● Instructions for the task:
Go through the listing and copy each line with the string "that".

#####

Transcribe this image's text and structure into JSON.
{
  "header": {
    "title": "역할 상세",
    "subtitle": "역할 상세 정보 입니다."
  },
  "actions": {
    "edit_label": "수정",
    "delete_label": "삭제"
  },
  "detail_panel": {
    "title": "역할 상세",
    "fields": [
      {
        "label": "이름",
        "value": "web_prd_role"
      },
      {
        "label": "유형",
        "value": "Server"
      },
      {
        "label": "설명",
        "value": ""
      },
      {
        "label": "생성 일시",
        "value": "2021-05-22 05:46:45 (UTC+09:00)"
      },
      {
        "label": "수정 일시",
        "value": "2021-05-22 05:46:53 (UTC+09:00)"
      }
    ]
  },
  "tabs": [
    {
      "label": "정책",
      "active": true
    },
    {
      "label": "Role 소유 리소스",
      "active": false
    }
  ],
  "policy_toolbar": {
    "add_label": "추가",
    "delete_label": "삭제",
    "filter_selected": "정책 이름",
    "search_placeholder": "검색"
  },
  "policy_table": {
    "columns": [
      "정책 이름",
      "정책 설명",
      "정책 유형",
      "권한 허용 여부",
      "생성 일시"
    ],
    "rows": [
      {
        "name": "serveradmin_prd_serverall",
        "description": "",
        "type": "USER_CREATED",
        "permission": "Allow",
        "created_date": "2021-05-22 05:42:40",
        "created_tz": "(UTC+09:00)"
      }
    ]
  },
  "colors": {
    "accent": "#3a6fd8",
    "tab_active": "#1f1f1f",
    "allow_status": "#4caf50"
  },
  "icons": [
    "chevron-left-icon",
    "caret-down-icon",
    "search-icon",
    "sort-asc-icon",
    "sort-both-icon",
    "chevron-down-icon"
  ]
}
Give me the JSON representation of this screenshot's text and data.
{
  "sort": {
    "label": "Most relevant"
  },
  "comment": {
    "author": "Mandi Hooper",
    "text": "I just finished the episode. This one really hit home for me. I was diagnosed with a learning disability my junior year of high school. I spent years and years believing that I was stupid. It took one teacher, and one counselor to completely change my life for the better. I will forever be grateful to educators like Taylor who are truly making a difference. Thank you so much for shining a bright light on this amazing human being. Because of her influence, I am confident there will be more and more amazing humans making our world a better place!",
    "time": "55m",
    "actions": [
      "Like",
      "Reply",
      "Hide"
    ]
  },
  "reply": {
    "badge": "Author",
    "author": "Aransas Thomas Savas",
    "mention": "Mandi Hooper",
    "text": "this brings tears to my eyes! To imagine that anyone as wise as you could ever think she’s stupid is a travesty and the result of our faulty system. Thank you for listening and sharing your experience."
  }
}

#####

● Written response:
    "text": "I just finished the episode. This one really hit home for me. I was diagnosed with a learning disability my junior year of high school. I spent years and years believing that I was stupid. It took one teacher, and one counselor to completely change my life for the better. I will forever be grateful to educators like Taylor who are truly making a difference. Thank you so much for shining a bright light on this amazing human being. Because of her influence, I am confident there will be more and more amazing humans making our world a better place!",
    "text": "this brings tears to my eyes! To imagine that anyone as wise as you could ever think she’s stupid is a travesty and the result of our faulty system. Thank you for listening and sharing your experience."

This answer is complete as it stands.